• The problem:
Write out each line exactly as given. Leave the pictures out of your copy.

• Input material:
%%
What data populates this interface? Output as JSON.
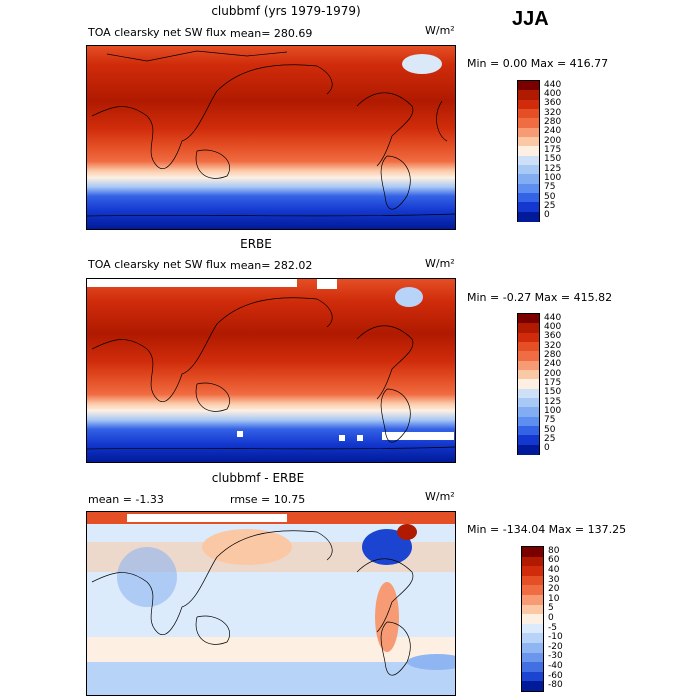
{
  "season": "JJA",
  "panels": [
    {
      "title": "clubbmf (yrs 1979-1979)",
      "subtitle_left": "TOA clearsky net SW flux",
      "mean_label": "mean= 280.69",
      "units": "W/m²",
      "minmax": "Min =    0.00 Max =  416.77",
      "colorbar": {
        "ticks": [
          "440",
          "400",
          "360",
          "320",
          "280",
          "240",
          "200",
          "175",
          "150",
          "125",
          "100",
          "75",
          "50",
          "25",
          "0"
        ],
        "colors": [
          "#7a0000",
          "#b01a00",
          "#d02c0b",
          "#e44f25",
          "#f06c42",
          "#f69b73",
          "#fbc8a6",
          "#fdf0e3",
          "#cde0f8",
          "#a8c8f5",
          "#82adf2",
          "#5e8ef0",
          "#3463e6",
          "#1438cf",
          "#001a99"
        ]
      }
    },
    {
      "title": "ERBE",
      "subtitle_left": "TOA clearsky net SW flux",
      "mean_label": "mean= 282.02",
      "units": "W/m²",
      "minmax": "Min =  -0.27 Max =  415.82",
      "colorbar": {
        "ticks": [
          "440",
          "400",
          "360",
          "320",
          "280",
          "240",
          "200",
          "175",
          "150",
          "125",
          "100",
          "75",
          "50",
          "25",
          "0"
        ],
        "colors": [
          "#7a0000",
          "#b01a00",
          "#d02c0b",
          "#e44f25",
          "#f06c42",
          "#f69b73",
          "#fbc8a6",
          "#fdf0e3",
          "#cde0f8",
          "#a8c8f5",
          "#82adf2",
          "#5e8ef0",
          "#3463e6",
          "#1438cf",
          "#001a99"
        ]
      }
    },
    {
      "title": "clubbmf - ERBE",
      "subtitle_left": "mean =   -1.33",
      "subtitle_mid": "rmse =   10.75",
      "units": "W/m²",
      "minmax": "Min = -134.04 Max = 137.25",
      "colorbar": {
        "ticks": [
          "80",
          "60",
          "40",
          "30",
          "20",
          "10",
          "5",
          "0",
          "-5",
          "-10",
          "-20",
          "-30",
          "-40",
          "-60",
          "-80"
        ],
        "colors": [
          "#7a0000",
          "#b01a00",
          "#d02c0b",
          "#e44f25",
          "#f06c42",
          "#f69b73",
          "#fbc8a6",
          "#fdf0e3",
          "#dcebfb",
          "#b7d3f7",
          "#8fb6f2",
          "#6a96ee",
          "#4270e3",
          "#1b45d0",
          "#001a99"
        ]
      }
    }
  ],
  "chart_data": [
    {
      "type": "heatmap",
      "title": "clubbmf (yrs 1979-1979)",
      "variable": "TOA clearsky net SW flux",
      "mean": 280.69,
      "min": 0.0,
      "max": 416.77,
      "units": "W/m²"
    },
    {
      "type": "heatmap",
      "title": "ERBE",
      "variable": "TOA clearsky net SW flux",
      "mean": 282.02,
      "min": -0.27,
      "max": 415.82,
      "units": "W/m²"
    },
    {
      "type": "heatmap",
      "title": "clubbmf - ERBE",
      "mean": -1.33,
      "rmse": 10.75,
      "min": -134.04,
      "max": 137.25,
      "units": "W/m²"
    }
  ]
}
%%
• Final result:
What data populates this interface? Output as JSON.
{
  "season": "JJA",
  "panels": [
    {
      "title": "clubbmf (yrs 1979-1979)",
      "subtitle_left": "TOA clearsky net SW flux",
      "mean_label": "mean= 280.69",
      "units": "W/m²",
      "minmax": "Min =    0.00 Max =  416.77",
      "colorbar": {
        "ticks": [
          "440",
          "400",
          "360",
          "320",
          "280",
          "240",
          "200",
          "175",
          "150",
          "125",
          "100",
          "75",
          "50",
          "25",
          "0"
        ],
        "colors": [
          "#7a0000",
          "#b01a00",
          "#d02c0b",
          "#e44f25",
          "#f06c42",
          "#f69b73",
          "#fbc8a6",
          "#fdf0e3",
          "#cde0f8",
          "#a8c8f5",
          "#82adf2",
          "#5e8ef0",
          "#3463e6",
          "#1438cf",
          "#001a99"
        ]
      }
    },
    {
      "title": "ERBE",
      "subtitle_left": "TOA clearsky net SW flux",
      "mean_label": "mean= 282.02",
      "units": "W/m²",
      "minmax": "Min =  -0.27 Max =  415.82",
      "colorbar": {
        "ticks": [
          "440",
          "400",
          "360",
          "320",
          "280",
          "240",
          "200",
          "175",
          "150",
          "125",
          "100",
          "75",
          "50",
          "25",
          "0"
        ],
        "colors": [
          "#7a0000",
          "#b01a00",
          "#d02c0b",
          "#e44f25",
          "#f06c42",
          "#f69b73",
          "#fbc8a6",
          "#fdf0e3",
          "#cde0f8",
          "#a8c8f5",
          "#82adf2",
          "#5e8ef0",
          "#3463e6",
          "#1438cf",
          "#001a99"
        ]
      }
    },
    {
      "title": "clubbmf - ERBE",
      "subtitle_left": "mean =   -1.33",
      "subtitle_mid": "rmse =   10.75",
      "units": "W/m²",
      "minmax": "Min = -134.04 Max = 137.25",
      "colorbar": {
        "ticks": [
          "80",
          "60",
          "40",
          "30",
          "20",
          "10",
          "5",
          "0",
          "-5",
          "-10",
          "-20",
          "-30",
          "-40",
          "-60",
          "-80"
        ],
        "colors": [
          "#7a0000",
          "#b01a00",
          "#d02c0b",
          "#e44f25",
          "#f06c42",
          "#f69b73",
          "#fbc8a6",
          "#fdf0e3",
          "#dcebfb",
          "#b7d3f7",
          "#8fb6f2",
          "#6a96ee",
          "#4270e3",
          "#1b45d0",
          "#001a99"
        ]
      }
    }
  ],
  "chart_data": [
    {
      "type": "heatmap",
      "title": "clubbmf (yrs 1979-1979)",
      "variable": "TOA clearsky net SW flux",
      "mean": 280.69,
      "min": 0.0,
      "max": 416.77,
      "units": "W/m²"
    },
    {
      "type": "heatmap",
      "title": "ERBE",
      "variable": "TOA clearsky net SW flux",
      "mean": 282.02,
      "min": -0.27,
      "max": 415.82,
      "units": "W/m²"
    },
    {
      "type": "heatmap",
      "title": "clubbmf - ERBE",
      "mean": -1.33,
      "rmse": 10.75,
      "min": -134.04,
      "max": 137.25,
      "units": "W/m²"
    }
  ]
}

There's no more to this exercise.